** Direction **
Quote the entries in full, character for character, without their images.

Saved entries:
☆ ☆ ☆ ☆
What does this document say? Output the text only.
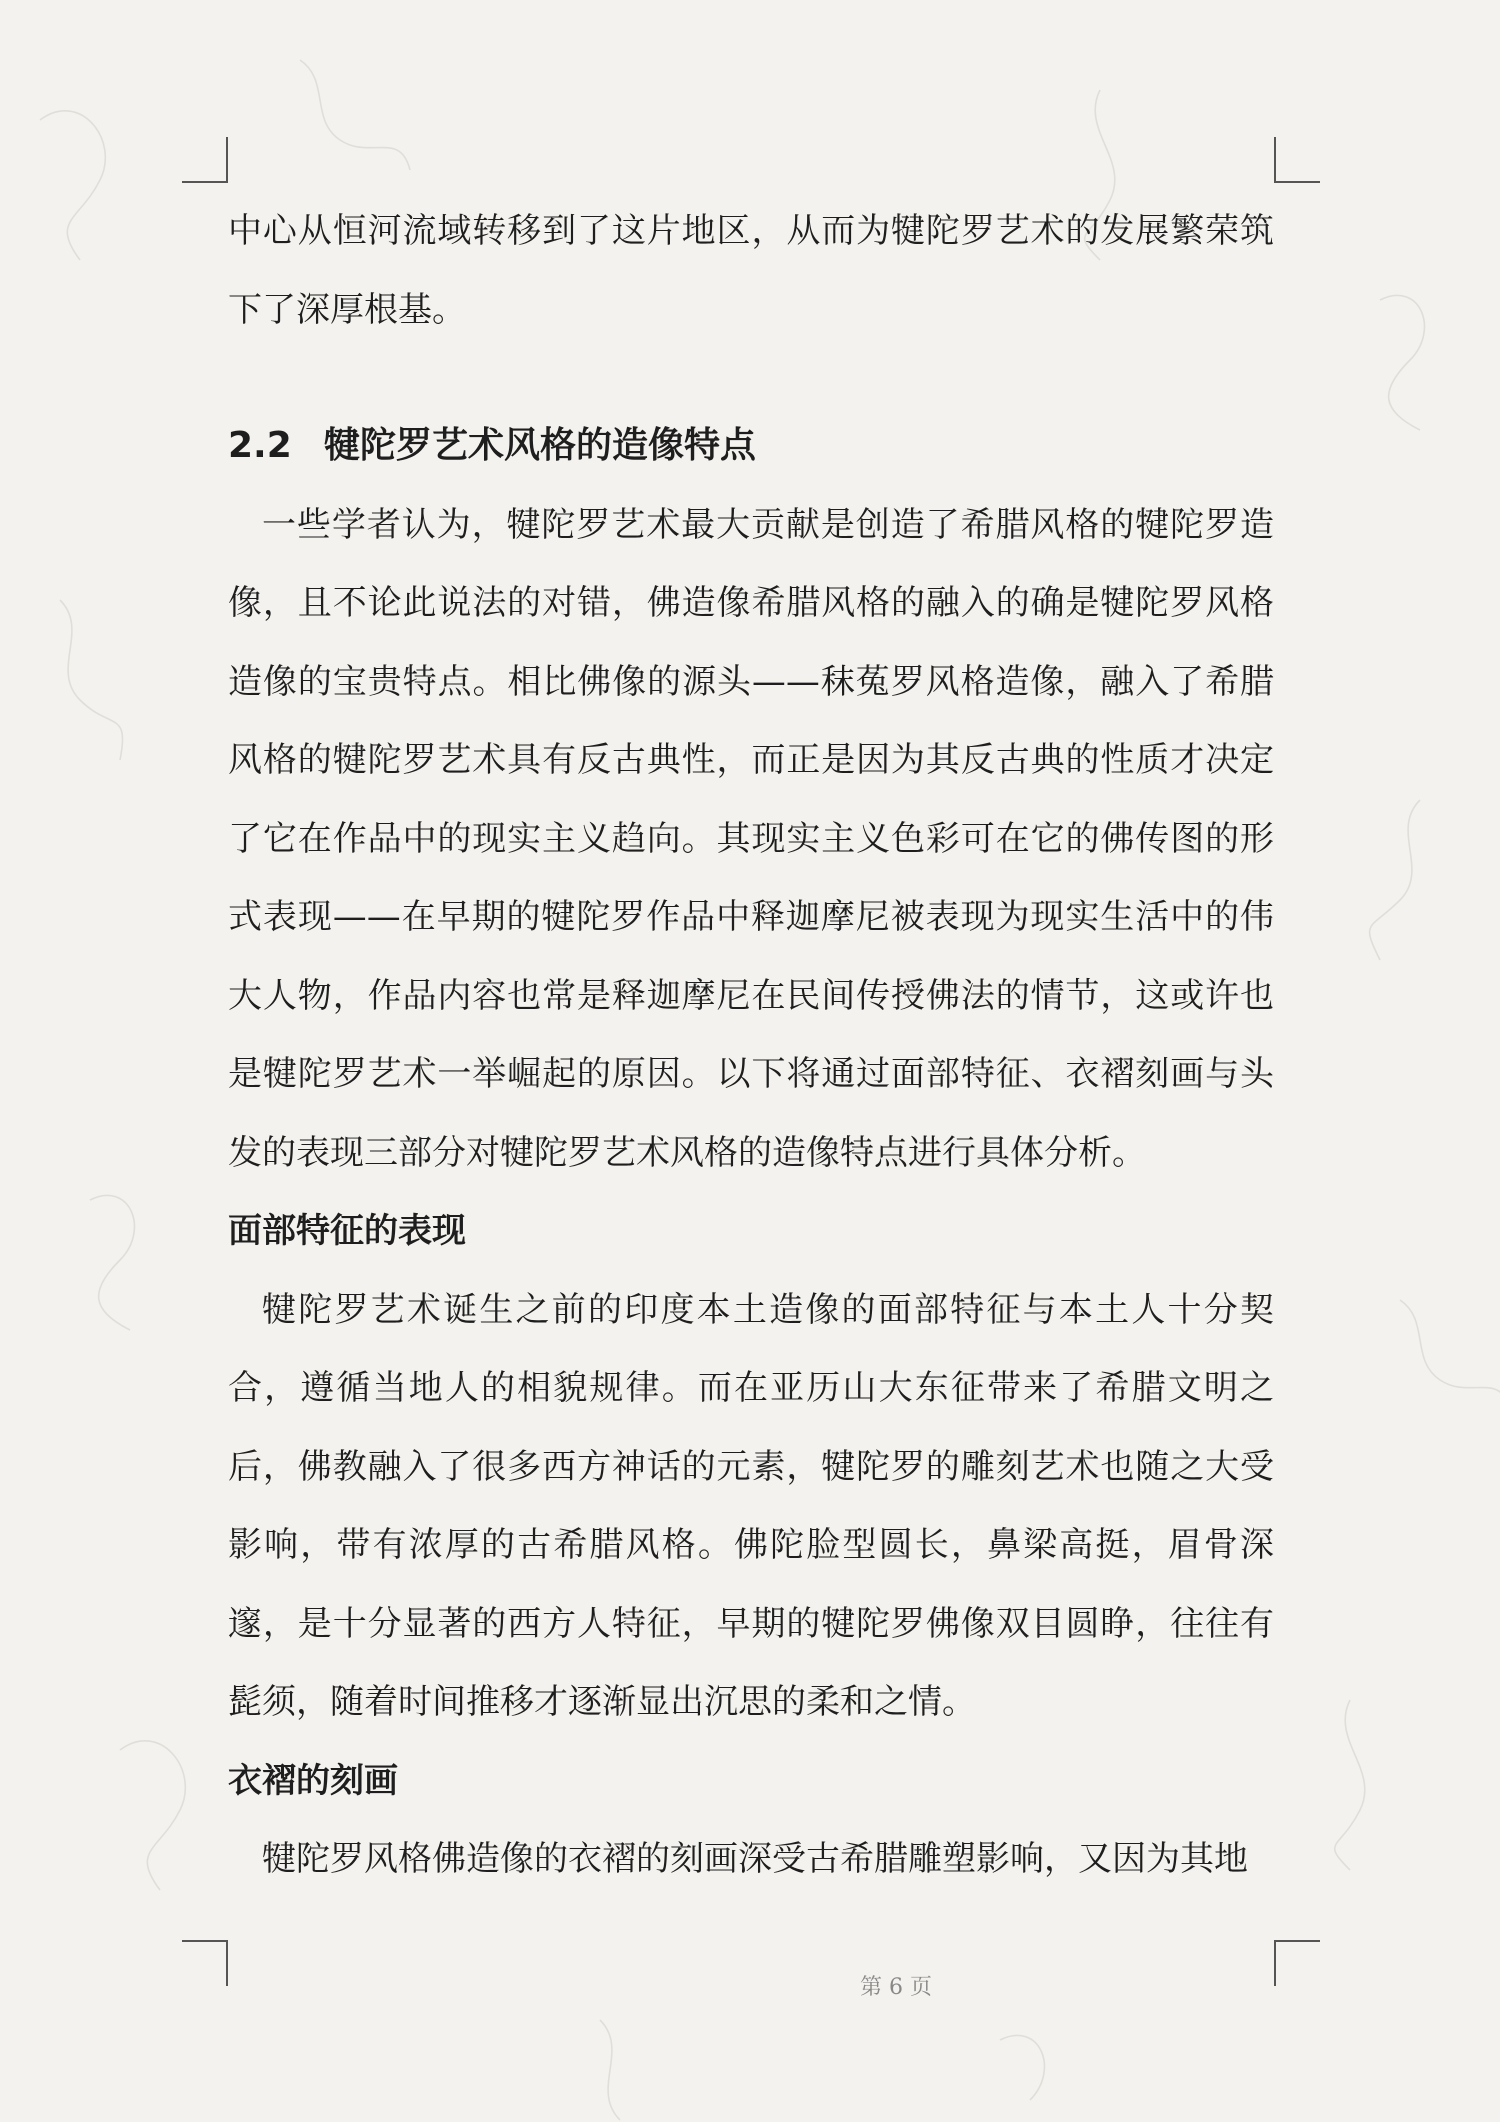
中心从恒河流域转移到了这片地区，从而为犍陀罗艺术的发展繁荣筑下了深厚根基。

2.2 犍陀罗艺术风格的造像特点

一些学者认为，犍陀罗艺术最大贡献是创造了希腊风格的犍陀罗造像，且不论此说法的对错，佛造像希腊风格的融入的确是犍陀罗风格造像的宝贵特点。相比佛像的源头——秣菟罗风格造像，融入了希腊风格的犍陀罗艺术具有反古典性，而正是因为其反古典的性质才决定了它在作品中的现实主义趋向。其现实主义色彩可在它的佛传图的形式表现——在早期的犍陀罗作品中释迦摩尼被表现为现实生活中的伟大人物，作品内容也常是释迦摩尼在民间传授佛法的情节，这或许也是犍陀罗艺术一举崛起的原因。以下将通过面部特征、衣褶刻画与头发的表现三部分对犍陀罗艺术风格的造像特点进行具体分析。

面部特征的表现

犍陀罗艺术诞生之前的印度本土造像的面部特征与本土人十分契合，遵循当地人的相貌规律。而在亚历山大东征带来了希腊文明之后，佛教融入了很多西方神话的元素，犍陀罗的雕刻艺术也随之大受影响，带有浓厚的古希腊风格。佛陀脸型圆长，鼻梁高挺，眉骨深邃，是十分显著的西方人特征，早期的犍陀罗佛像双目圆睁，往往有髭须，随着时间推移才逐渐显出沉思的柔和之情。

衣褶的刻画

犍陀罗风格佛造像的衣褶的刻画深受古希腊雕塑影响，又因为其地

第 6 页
☆ ☆ ☆ ☆
** Correct result **
What does this document say? Output the text only.
中心从恒河流域转移到了这片地区，从而为犍陀罗艺术的发展繁荣筑下了深厚根基。

2.2 犍陀罗艺术风格的造像特点

一些学者认为，犍陀罗艺术最大贡献是创造了希腊风格的犍陀罗造像，且不论此说法的对错，佛造像希腊风格的融入的确是犍陀罗风格造像的宝贵特点。相比佛像的源头——秣菟罗风格造像，融入了希腊风格的犍陀罗艺术具有反古典性，而正是因为其反古典的性质才决定了它在作品中的现实主义趋向。其现实主义色彩可在它的佛传图的形式表现——在早期的犍陀罗作品中释迦摩尼被表现为现实生活中的伟大人物，作品内容也常是释迦摩尼在民间传授佛法的情节，这或许也是犍陀罗艺术一举崛起的原因。以下将通过面部特征、衣褶刻画与头发的表现三部分对犍陀罗艺术风格的造像特点进行具体分析。

面部特征的表现

犍陀罗艺术诞生之前的印度本土造像的面部特征与本土人十分契合，遵循当地人的相貌规律。而在亚历山大东征带来了希腊文明之后，佛教融入了很多西方神话的元素，犍陀罗的雕刻艺术也随之大受影响，带有浓厚的古希腊风格。佛陀脸型圆长，鼻梁高挺，眉骨深邃，是十分显著的西方人特征，早期的犍陀罗佛像双目圆睁，往往有髭须，随着时间推移才逐渐显出沉思的柔和之情。

衣褶的刻画

犍陀罗风格佛造像的衣褶的刻画深受古希腊雕塑影响，又因为其地

第 6 页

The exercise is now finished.